DATASET EXCERPTS

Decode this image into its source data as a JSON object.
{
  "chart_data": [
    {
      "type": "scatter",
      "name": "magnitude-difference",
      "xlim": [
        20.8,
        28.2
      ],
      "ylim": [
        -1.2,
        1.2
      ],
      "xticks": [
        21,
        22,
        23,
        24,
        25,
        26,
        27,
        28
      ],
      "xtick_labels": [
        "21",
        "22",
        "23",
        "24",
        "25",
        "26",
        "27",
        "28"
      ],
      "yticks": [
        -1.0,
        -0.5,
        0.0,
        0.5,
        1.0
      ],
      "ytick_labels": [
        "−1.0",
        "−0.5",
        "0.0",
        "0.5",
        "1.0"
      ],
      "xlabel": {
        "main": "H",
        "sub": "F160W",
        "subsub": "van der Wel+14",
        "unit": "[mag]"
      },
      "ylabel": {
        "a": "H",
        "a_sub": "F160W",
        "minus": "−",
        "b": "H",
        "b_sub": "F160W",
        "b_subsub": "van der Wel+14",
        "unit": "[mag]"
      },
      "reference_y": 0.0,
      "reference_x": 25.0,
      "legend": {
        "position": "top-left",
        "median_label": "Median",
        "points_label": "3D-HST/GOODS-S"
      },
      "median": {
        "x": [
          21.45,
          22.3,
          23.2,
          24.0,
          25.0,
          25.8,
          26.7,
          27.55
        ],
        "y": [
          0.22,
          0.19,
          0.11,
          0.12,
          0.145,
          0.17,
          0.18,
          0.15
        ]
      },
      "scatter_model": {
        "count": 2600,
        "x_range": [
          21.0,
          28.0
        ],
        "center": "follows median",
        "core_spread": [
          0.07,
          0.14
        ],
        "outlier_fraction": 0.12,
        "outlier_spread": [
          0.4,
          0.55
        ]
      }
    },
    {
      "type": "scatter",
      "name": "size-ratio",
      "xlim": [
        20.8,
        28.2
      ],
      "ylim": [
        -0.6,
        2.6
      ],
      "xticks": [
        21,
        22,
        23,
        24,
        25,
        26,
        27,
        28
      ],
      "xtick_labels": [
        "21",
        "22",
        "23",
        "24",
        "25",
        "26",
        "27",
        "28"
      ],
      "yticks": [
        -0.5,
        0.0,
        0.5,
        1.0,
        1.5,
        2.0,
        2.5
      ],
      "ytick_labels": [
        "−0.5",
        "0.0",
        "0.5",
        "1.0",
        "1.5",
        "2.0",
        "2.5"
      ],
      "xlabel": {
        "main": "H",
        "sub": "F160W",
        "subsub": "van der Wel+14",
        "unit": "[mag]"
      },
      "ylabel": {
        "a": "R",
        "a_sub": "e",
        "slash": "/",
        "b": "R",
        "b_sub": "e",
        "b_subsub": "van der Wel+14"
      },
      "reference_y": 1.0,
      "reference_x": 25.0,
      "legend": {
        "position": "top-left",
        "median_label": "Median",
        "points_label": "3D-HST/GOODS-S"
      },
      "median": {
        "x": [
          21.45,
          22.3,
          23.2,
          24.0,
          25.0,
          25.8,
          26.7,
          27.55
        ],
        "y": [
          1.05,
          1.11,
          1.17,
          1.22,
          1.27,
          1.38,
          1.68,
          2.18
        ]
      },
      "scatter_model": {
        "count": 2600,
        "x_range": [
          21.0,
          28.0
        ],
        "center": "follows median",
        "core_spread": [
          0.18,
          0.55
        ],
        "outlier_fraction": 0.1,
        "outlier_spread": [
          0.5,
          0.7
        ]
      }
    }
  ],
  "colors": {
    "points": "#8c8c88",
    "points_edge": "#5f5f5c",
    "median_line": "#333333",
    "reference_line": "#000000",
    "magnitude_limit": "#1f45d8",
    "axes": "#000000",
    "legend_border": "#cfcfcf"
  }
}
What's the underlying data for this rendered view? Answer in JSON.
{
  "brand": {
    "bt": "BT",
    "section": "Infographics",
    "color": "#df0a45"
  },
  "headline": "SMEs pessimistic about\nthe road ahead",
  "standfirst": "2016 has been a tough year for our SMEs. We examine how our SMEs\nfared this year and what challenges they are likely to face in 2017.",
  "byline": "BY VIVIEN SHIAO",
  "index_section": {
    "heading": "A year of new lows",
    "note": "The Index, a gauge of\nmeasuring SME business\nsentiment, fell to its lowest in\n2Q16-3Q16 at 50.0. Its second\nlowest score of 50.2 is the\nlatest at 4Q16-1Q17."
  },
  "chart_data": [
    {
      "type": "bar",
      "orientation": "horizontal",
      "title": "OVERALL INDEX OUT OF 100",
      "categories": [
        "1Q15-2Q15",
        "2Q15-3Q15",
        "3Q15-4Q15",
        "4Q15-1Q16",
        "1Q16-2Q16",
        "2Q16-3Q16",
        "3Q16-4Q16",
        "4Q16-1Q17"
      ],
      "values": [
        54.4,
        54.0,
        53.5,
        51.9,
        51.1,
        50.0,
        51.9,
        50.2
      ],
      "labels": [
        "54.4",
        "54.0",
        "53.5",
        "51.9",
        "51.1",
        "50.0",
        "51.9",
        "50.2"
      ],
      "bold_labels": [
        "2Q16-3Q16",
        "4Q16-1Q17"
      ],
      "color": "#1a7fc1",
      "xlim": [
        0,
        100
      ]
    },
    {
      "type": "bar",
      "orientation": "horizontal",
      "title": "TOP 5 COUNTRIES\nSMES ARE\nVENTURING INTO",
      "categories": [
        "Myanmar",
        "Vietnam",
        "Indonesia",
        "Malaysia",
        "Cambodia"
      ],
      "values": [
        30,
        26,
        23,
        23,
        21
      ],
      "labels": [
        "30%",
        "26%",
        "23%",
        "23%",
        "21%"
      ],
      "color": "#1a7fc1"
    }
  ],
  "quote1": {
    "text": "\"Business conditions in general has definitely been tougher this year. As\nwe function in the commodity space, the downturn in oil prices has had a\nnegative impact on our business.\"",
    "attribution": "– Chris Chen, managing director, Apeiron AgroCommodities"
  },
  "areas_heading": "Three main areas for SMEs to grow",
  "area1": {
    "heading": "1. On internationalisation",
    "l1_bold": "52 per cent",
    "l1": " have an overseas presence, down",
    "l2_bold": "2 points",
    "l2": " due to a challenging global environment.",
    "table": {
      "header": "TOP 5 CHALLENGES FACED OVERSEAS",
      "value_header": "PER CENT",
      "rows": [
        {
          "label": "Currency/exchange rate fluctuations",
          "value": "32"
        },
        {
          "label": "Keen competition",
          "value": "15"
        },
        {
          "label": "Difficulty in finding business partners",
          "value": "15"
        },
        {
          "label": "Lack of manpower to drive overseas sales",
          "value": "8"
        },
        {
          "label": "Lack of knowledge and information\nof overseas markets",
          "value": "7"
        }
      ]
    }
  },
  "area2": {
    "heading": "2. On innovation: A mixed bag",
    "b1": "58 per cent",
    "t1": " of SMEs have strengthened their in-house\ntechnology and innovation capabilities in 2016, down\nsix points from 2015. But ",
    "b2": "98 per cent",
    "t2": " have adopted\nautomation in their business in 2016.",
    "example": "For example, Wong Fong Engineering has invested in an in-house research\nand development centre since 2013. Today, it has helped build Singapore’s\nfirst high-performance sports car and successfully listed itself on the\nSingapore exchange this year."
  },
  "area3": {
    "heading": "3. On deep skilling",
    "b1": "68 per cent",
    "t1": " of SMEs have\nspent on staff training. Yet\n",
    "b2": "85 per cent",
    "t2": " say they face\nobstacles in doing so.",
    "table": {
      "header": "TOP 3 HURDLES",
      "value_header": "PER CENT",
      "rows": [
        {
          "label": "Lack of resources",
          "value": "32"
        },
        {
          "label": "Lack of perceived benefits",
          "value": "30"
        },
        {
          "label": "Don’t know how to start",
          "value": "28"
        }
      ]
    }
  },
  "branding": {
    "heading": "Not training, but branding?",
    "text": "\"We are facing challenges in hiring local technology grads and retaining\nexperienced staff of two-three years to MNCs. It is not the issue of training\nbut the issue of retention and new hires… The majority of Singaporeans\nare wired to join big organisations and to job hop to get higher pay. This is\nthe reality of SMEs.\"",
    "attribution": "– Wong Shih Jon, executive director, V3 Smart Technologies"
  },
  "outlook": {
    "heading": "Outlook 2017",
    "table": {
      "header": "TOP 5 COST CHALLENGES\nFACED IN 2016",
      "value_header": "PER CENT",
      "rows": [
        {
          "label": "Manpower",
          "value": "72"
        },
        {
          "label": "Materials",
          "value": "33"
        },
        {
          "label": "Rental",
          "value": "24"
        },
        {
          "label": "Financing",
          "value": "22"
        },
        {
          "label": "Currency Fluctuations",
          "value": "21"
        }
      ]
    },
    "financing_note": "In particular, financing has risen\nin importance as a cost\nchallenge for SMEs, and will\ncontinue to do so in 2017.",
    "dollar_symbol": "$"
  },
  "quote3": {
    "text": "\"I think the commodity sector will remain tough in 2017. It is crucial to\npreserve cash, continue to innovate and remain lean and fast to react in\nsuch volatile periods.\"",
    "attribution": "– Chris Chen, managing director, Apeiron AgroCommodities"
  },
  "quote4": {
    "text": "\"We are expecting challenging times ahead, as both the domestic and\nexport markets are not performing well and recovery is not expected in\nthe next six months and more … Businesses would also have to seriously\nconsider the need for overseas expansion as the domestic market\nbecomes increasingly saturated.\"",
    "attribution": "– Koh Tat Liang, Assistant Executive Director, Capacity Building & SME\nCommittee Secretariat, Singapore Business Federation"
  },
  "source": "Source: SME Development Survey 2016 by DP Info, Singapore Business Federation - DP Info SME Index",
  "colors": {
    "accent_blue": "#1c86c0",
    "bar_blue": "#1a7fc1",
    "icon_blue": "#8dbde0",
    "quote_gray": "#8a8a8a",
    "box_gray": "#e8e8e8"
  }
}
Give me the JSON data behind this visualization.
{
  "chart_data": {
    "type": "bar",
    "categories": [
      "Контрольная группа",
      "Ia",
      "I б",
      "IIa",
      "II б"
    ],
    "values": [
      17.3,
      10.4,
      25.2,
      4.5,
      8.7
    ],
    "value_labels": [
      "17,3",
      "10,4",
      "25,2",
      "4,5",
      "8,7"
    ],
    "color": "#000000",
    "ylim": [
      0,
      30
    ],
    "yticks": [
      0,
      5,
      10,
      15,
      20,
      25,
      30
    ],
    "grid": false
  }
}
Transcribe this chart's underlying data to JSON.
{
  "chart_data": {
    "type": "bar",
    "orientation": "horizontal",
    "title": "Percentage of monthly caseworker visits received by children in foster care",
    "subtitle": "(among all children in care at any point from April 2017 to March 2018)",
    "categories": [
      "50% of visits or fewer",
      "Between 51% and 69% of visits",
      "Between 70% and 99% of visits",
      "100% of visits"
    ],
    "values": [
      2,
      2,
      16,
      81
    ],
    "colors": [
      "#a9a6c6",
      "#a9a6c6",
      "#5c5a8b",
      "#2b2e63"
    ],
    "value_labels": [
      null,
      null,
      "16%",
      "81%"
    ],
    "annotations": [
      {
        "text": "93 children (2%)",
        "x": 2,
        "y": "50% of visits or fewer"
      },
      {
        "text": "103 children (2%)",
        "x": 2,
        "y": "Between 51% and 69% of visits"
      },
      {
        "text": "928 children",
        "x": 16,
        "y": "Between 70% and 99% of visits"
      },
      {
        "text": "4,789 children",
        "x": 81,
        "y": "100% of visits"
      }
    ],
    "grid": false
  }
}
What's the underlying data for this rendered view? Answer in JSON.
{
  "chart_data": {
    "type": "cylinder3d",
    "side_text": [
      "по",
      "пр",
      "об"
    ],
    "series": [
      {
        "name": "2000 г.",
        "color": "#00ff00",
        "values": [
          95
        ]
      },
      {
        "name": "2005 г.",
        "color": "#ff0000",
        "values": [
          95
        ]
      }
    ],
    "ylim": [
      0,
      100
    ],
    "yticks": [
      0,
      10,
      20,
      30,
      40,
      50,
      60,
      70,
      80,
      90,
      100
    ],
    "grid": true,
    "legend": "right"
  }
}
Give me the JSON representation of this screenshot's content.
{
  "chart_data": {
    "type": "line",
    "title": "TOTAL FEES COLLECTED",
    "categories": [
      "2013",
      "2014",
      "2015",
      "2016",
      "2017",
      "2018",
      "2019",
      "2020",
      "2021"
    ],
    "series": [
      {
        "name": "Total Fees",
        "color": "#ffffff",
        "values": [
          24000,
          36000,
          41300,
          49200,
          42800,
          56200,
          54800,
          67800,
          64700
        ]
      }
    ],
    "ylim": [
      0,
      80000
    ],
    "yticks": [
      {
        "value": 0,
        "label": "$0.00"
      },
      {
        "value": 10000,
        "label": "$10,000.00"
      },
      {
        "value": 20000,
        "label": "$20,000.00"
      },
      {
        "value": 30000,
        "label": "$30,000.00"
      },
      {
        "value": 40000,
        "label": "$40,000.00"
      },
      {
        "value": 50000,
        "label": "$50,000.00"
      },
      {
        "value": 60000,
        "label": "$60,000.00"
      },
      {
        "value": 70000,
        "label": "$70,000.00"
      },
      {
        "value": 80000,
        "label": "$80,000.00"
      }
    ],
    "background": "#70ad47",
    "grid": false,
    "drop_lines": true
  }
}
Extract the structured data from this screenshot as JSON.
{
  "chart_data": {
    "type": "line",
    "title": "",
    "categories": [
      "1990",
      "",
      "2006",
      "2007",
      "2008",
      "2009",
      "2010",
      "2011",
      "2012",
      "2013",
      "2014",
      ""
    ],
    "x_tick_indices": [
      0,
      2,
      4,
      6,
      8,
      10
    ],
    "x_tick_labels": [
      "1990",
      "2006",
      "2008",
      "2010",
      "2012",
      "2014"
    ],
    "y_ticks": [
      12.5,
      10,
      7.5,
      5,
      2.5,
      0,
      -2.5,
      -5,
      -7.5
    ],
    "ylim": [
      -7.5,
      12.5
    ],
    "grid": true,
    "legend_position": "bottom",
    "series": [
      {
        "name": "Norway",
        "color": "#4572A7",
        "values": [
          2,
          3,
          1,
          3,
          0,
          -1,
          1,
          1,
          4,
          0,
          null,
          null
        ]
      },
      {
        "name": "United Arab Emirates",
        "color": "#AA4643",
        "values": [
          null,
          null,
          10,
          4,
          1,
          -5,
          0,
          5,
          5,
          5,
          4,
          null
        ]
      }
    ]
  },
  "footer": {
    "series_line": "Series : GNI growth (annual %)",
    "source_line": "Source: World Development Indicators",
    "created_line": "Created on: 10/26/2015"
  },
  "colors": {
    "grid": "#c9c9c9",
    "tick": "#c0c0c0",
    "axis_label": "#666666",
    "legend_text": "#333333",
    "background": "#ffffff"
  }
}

PROBLEM DETAILS
All lines that include "training" are to be gathered and copied.

WORKED SOLUTION
    "t1": " of SMEs have\nspent on staff training. Yet\n",
    "heading": "Not training, but branding?",
    "text": "\"We are facing challenges in hiring local technology grads and retaining\nexperienced staff of two-three years to MNCs. It is not the issue of training\nbut the issue of retention and new hires… The majority of Singaporeans\nare wired to join big organisations and to job hop to get higher pay. This is\nthe reality of SMEs.\"",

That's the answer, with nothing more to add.